_What you should do:_ Give back the full listing verbatim, apart from its images.

= = =

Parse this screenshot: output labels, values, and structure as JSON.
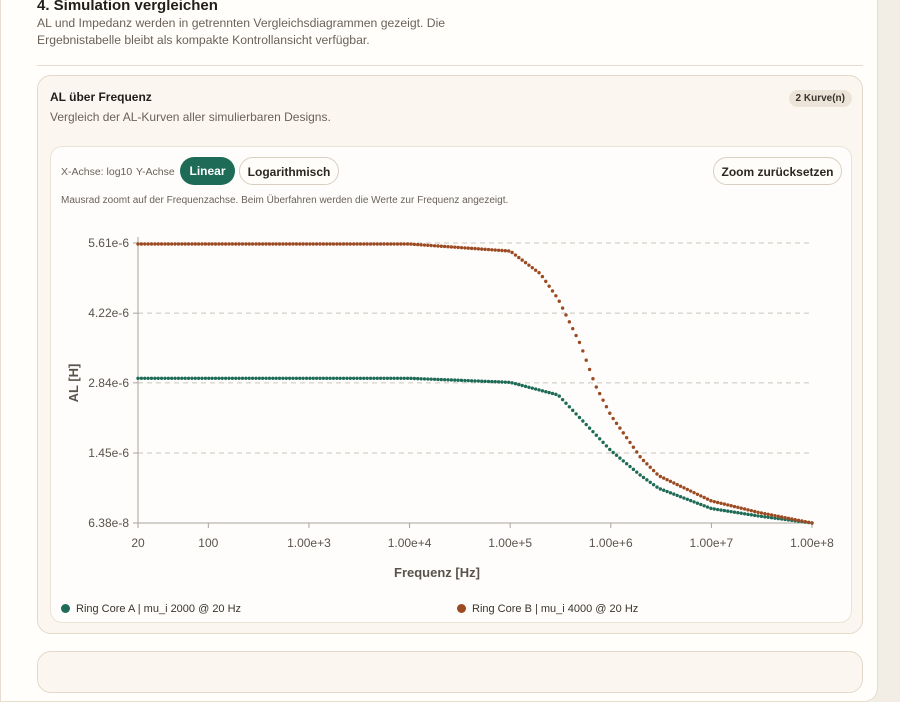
{
  "section": {
    "title": "4. Simulation vergleichen",
    "description": "AL und Impedanz werden in getrennten Vergleichsdiagrammen gezeigt. Die Ergebnistabelle bleibt als kompakte Kontrollansicht verfügbar."
  },
  "card": {
    "title": "AL über Frequenz",
    "subtitle": "Vergleich der AL-Kurven aller simulierbaren Designs.",
    "badge": "2 Kurve(n)"
  },
  "controls": {
    "x_axis_label": "X-Achse: log10",
    "y_axis_label": "Y-Achse",
    "linear": "Linear",
    "logarithmic": "Logarithmisch",
    "reset_zoom": "Zoom zurücksetzen",
    "active_scale": "linear"
  },
  "hint": "Mausrad zoomt auf der Frequenzachse. Beim Überfahren werden die Werte zur Frequenz angezeigt.",
  "colors": {
    "accent": "#1e6b57",
    "series_a": "#1e6b57",
    "series_b": "#9b4a22"
  },
  "chart_data": {
    "type": "scatter",
    "title": "",
    "xlabel": "Frequenz [Hz]",
    "ylabel": "AL [H]",
    "x_scale": "log",
    "xlim": [
      20,
      100000000
    ],
    "ylim": [
      6.38e-08,
      5.61e-06
    ],
    "x_ticks": [
      20,
      100,
      1000,
      10000,
      100000,
      1000000,
      10000000,
      100000000
    ],
    "x_tick_labels": [
      "20",
      "100",
      "1.00e+3",
      "1.00e+4",
      "1.00e+5",
      "1.00e+6",
      "1.00e+7",
      "1.00e+8"
    ],
    "y_ticks": [
      6.38e-08,
      1.45e-06,
      2.84e-06,
      4.22e-06,
      5.61e-06
    ],
    "y_tick_labels": [
      "6.38e-8",
      "1.45e-6",
      "2.84e-6",
      "4.22e-6",
      "5.61e-6"
    ],
    "grid": "horizontal dashed",
    "legend": "bottom",
    "series": [
      {
        "name": "Ring Core A | mu_i 2000 @ 20 Hz",
        "x": [
          20,
          100,
          1000,
          10000,
          100000,
          300000,
          1000000,
          2000000,
          3000000,
          10000000,
          30000000,
          100000000
        ],
        "y": [
          2.93e-06,
          2.93e-06,
          2.93e-06,
          2.93e-06,
          2.85e-06,
          2.6e-06,
          1.5e-06,
          1e-06,
          7.5e-07,
          3.5e-07,
          2e-07,
          6.38e-08
        ]
      },
      {
        "name": "Ring Core B | mu_i 4000 @ 20 Hz",
        "x": [
          20,
          100,
          1000,
          10000,
          100000,
          200000,
          300000,
          500000,
          700000,
          1000000,
          2000000,
          3000000,
          10000000,
          30000000,
          100000000
        ],
        "y": [
          5.59e-06,
          5.59e-06,
          5.59e-06,
          5.59e-06,
          5.45e-06,
          5e-06,
          4.5e-06,
          3.6e-06,
          2.8e-06,
          2.2e-06,
          1.35e-06,
          1e-06,
          5e-07,
          2.7e-07,
          6.38e-08
        ]
      }
    ]
  }
}
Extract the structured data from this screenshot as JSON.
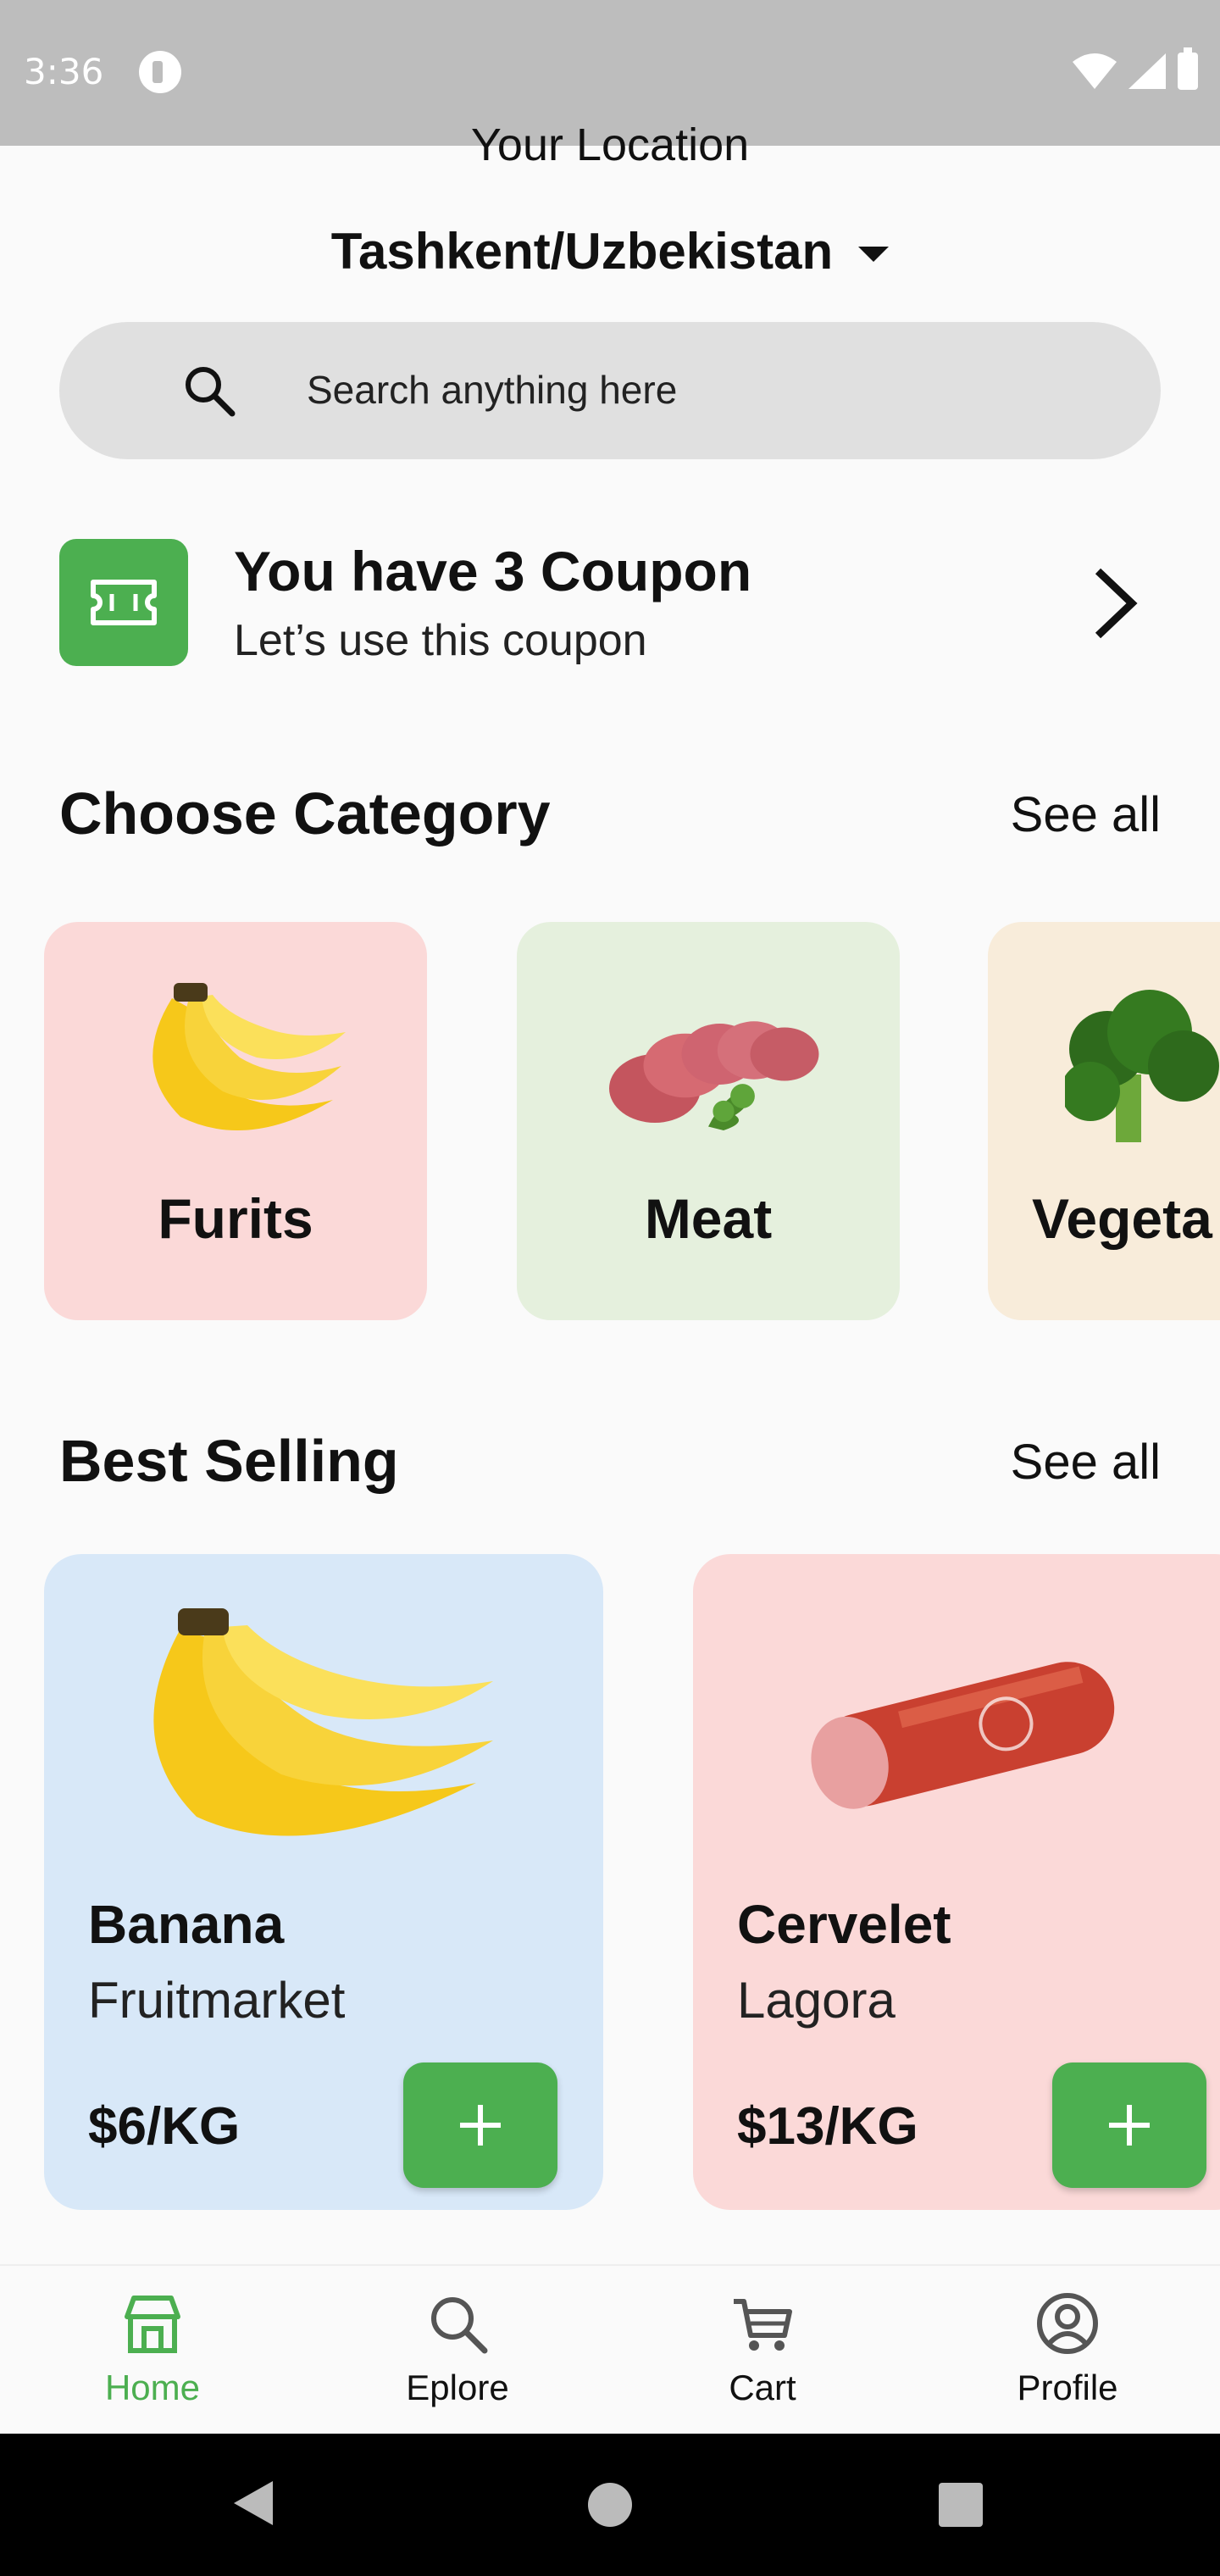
{
  "status_bar": {
    "time": "3:36"
  },
  "header": {
    "location_label": "Your Location",
    "location_value": "Tashkent/Uzbekistan"
  },
  "search": {
    "placeholder": "Search anything here"
  },
  "coupon": {
    "title": "You have 3 Coupon",
    "subtitle": "Let’s use this coupon"
  },
  "categories": {
    "title": "Choose Category",
    "see_all": "See all",
    "items": [
      {
        "label": "Furits",
        "bg": "#fbd9d8",
        "icon": "banana-image"
      },
      {
        "label": "Meat",
        "bg": "#e5f0dd",
        "icon": "meat-image"
      },
      {
        "label": "Vegeta",
        "bg": "#f8ecda",
        "icon": "broccoli-image"
      }
    ]
  },
  "best_selling": {
    "title": "Best Selling",
    "see_all": "See all",
    "items": [
      {
        "name": "Banana",
        "vendor": "Fruitmarket",
        "price": "$6/KG",
        "bg": "#d8e8f8",
        "icon": "banana-image"
      },
      {
        "name": "Cervelet",
        "vendor": "Lagora",
        "price": "$13/KG",
        "bg": "#fbd9d8",
        "icon": "sausage-image"
      }
    ]
  },
  "bottom_nav": {
    "items": [
      {
        "label": "Home",
        "active": true
      },
      {
        "label": "Eplore",
        "active": false
      },
      {
        "label": "Cart",
        "active": false
      },
      {
        "label": "Profile",
        "active": false
      }
    ]
  },
  "colors": {
    "accent": "#4caf50",
    "status_bar": "#bdbdbd"
  }
}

= = =

_Reply to the task:_
Parse this screenshot: output labels, values, and structure as JSON.
{
  "section": {
    "title": "4. Simulation vergleichen",
    "description": "AL und Impedanz werden in getrennten Vergleichsdiagrammen gezeigt. Die Ergebnistabelle bleibt als kompakte Kontrollansicht verfügbar."
  },
  "card": {
    "title": "AL über Frequenz",
    "subtitle": "Vergleich der AL-Kurven aller simulierbaren Designs.",
    "badge": "2 Kurve(n)"
  },
  "controls": {
    "x_axis_label": "X-Achse: log10",
    "y_axis_label": "Y-Achse",
    "linear": "Linear",
    "logarithmic": "Logarithmisch",
    "reset_zoom": "Zoom zurücksetzen",
    "active_scale": "linear"
  },
  "hint": "Mausrad zoomt auf der Frequenzachse. Beim Überfahren werden die Werte zur Frequenz angezeigt.",
  "colors": {
    "accent": "#1e6b57",
    "series_a": "#1e6b57",
    "series_b": "#9b4a22"
  },
  "chart_data": {
    "type": "scatter",
    "title": "",
    "xlabel": "Frequenz [Hz]",
    "ylabel": "AL [H]",
    "x_scale": "log",
    "xlim": [
      20,
      100000000
    ],
    "ylim": [
      6.38e-08,
      5.61e-06
    ],
    "x_ticks": [
      20,
      100,
      1000,
      10000,
      100000,
      1000000,
      10000000,
      100000000
    ],
    "x_tick_labels": [
      "20",
      "100",
      "1.00e+3",
      "1.00e+4",
      "1.00e+5",
      "1.00e+6",
      "1.00e+7",
      "1.00e+8"
    ],
    "y_ticks": [
      6.38e-08,
      1.45e-06,
      2.84e-06,
      4.22e-06,
      5.61e-06
    ],
    "y_tick_labels": [
      "6.38e-8",
      "1.45e-6",
      "2.84e-6",
      "4.22e-6",
      "5.61e-6"
    ],
    "grid": "horizontal dashed",
    "legend": "bottom",
    "series": [
      {
        "name": "Ring Core A | mu_i 2000 @ 20 Hz",
        "x": [
          20,
          100,
          1000,
          10000,
          100000,
          300000,
          1000000,
          2000000,
          3000000,
          10000000,
          30000000,
          100000000
        ],
        "y": [
          2.93e-06,
          2.93e-06,
          2.93e-06,
          2.93e-06,
          2.85e-06,
          2.6e-06,
          1.5e-06,
          1e-06,
          7.5e-07,
          3.5e-07,
          2e-07,
          6.38e-08
        ]
      },
      {
        "name": "Ring Core B | mu_i 4000 @ 20 Hz",
        "x": [
          20,
          100,
          1000,
          10000,
          100000,
          200000,
          300000,
          500000,
          700000,
          1000000,
          2000000,
          3000000,
          10000000,
          30000000,
          100000000
        ],
        "y": [
          5.59e-06,
          5.59e-06,
          5.59e-06,
          5.59e-06,
          5.45e-06,
          5e-06,
          4.5e-06,
          3.6e-06,
          2.8e-06,
          2.2e-06,
          1.35e-06,
          1e-06,
          5e-07,
          2.7e-07,
          6.38e-08
        ]
      }
    ]
  }
}
Extract the structured data from this screenshot as JSON.
{
  "status_bar": {
    "time": "3:36"
  },
  "header": {
    "location_label": "Your Location",
    "location_value": "Tashkent/Uzbekistan"
  },
  "search": {
    "placeholder": "Search anything here"
  },
  "coupon": {
    "title": "You have 3 Coupon",
    "subtitle": "Let’s use this coupon"
  },
  "categories": {
    "title": "Choose Category",
    "see_all": "See all",
    "items": [
      {
        "label": "Furits",
        "bg": "#fbd9d8",
        "icon": "banana-image"
      },
      {
        "label": "Meat",
        "bg": "#e5f0dd",
        "icon": "meat-image"
      },
      {
        "label": "Vegeta",
        "bg": "#f8ecda",
        "icon": "broccoli-image"
      }
    ]
  },
  "best_selling": {
    "title": "Best Selling",
    "see_all": "See all",
    "items": [
      {
        "name": "Banana",
        "vendor": "Fruitmarket",
        "price": "$6/KG",
        "bg": "#d8e8f8",
        "icon": "banana-image"
      },
      {
        "name": "Cervelet",
        "vendor": "Lagora",
        "price": "$13/KG",
        "bg": "#fbd9d8",
        "icon": "sausage-image"
      }
    ]
  },
  "bottom_nav": {
    "items": [
      {
        "label": "Home",
        "active": true
      },
      {
        "label": "Eplore",
        "active": false
      },
      {
        "label": "Cart",
        "active": false
      },
      {
        "label": "Profile",
        "active": false
      }
    ]
  },
  "colors": {
    "accent": "#4caf50",
    "status_bar": "#bdbdbd"
  }
}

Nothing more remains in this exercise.